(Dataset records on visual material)
[start]
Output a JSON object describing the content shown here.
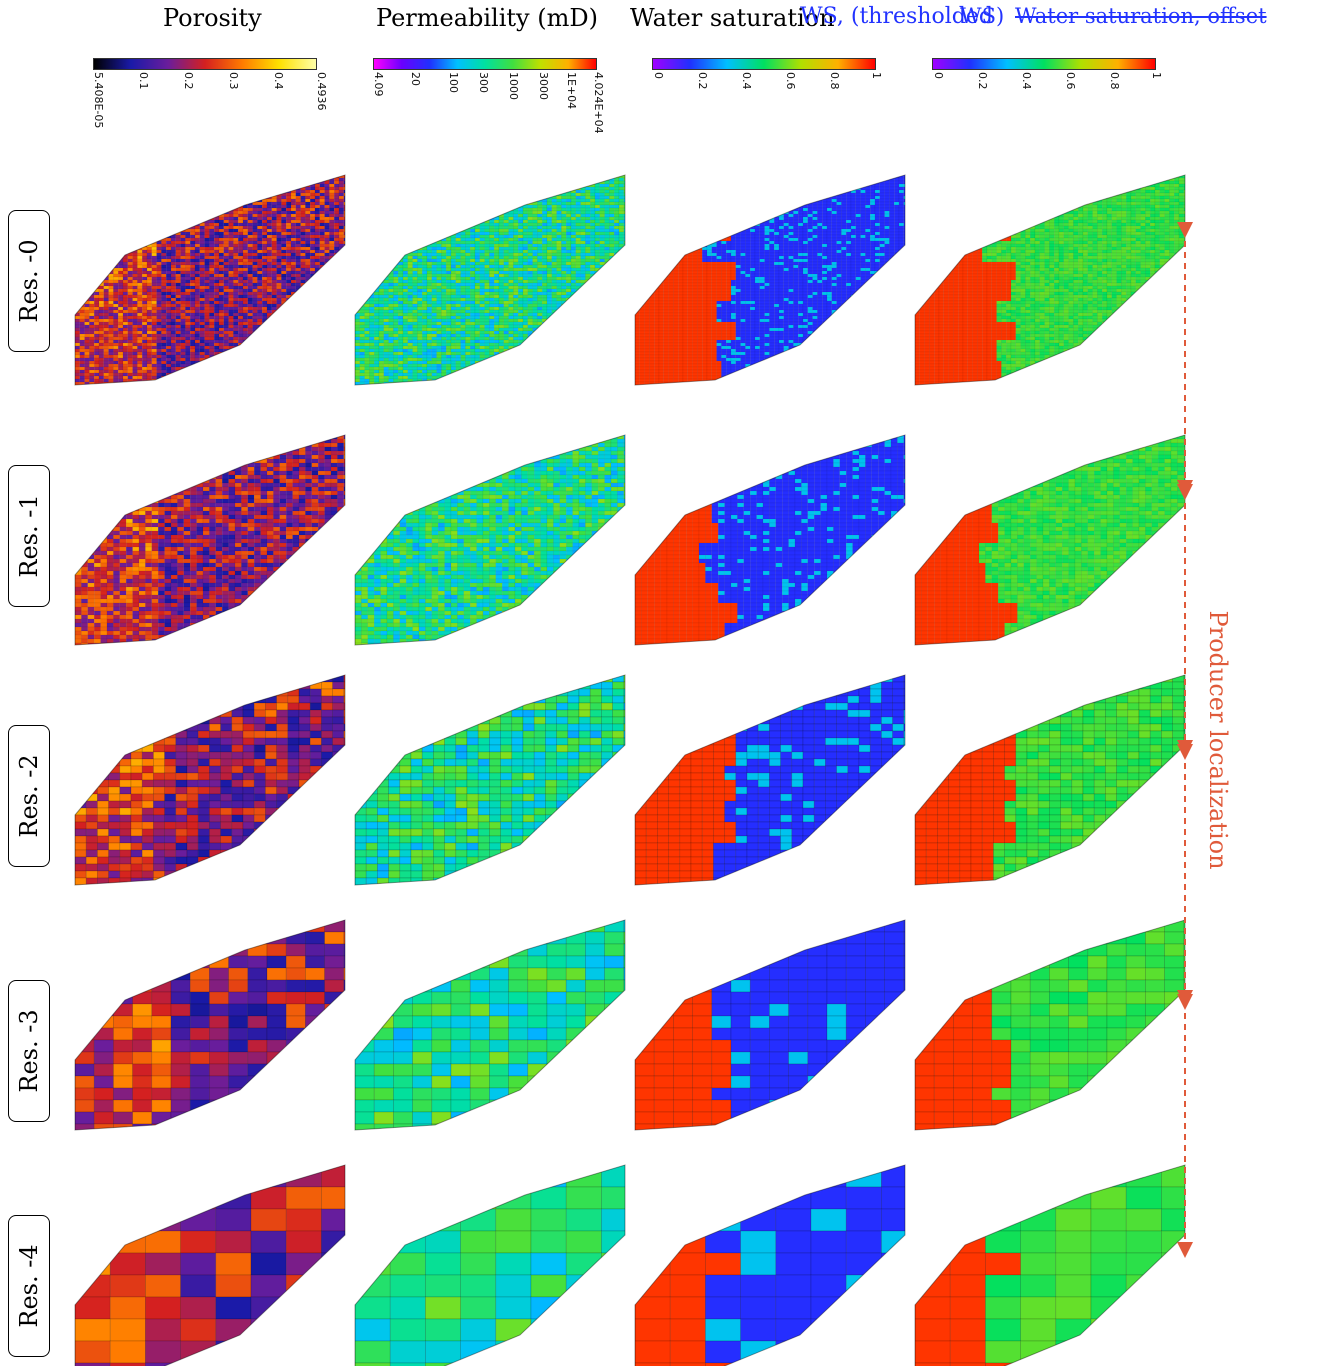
{
  "columns": [
    {
      "title": "Porosity",
      "colormap": "porosity",
      "ticks": [
        "5.408E-05",
        "0.1",
        "0.2",
        "0.3",
        "0.4",
        "0.4936"
      ]
    },
    {
      "title": "Permeability (mD)",
      "colormap": "permeability",
      "ticks": [
        "4.09",
        "20",
        "100",
        "300",
        "1000",
        "3000",
        "1E+04",
        "4.024E+04"
      ]
    },
    {
      "title": "Water saturation",
      "colormap": "saturation",
      "ticks": [
        "0",
        "0.2",
        "0.4",
        "0.6",
        "0.8",
        "1"
      ]
    },
    {
      "title": "",
      "colormap": "saturation",
      "ticks": [
        "0",
        "0.2",
        "0.4",
        "0.6",
        "0.8",
        "1"
      ]
    }
  ],
  "overlay_titles": {
    "ws_thresholded": "WS, (thresholded",
    "ws": "WS)",
    "offset": "Water saturation, offset"
  },
  "rows": [
    {
      "label": "Res. -0"
    },
    {
      "label": "Res. -1"
    },
    {
      "label": "Res. -2"
    },
    {
      "label": "Res. -3"
    },
    {
      "label": "Res. -4"
    }
  ],
  "annotation": {
    "label": "Producer localization",
    "color": "#e05a3a"
  },
  "colors": {
    "porosity": [
      "#000000",
      "#1a1aa8",
      "#6a1d9c",
      "#d42020",
      "#ff7a00",
      "#ffe000",
      "#ffffa8"
    ],
    "permeability": [
      "#ff00ff",
      "#6a00ff",
      "#2030ff",
      "#00c0ff",
      "#00e0a0",
      "#40e040",
      "#c0e000",
      "#ffb000",
      "#ff0000"
    ],
    "saturation": [
      "#a000ff",
      "#2030ff",
      "#00c0ff",
      "#00e060",
      "#b0e000",
      "#ffb000",
      "#ff0000"
    ]
  }
}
[end]
▶ [Objective]
Using the records above, find and show each line with the string "label".

▶ [Task result]
      "label": "Res. -0"
      "label": "Res. -1"
      "label": "Res. -2"
      "label": "Res. -3"
      "label": "Res. -4"
    "label": "Producer localization",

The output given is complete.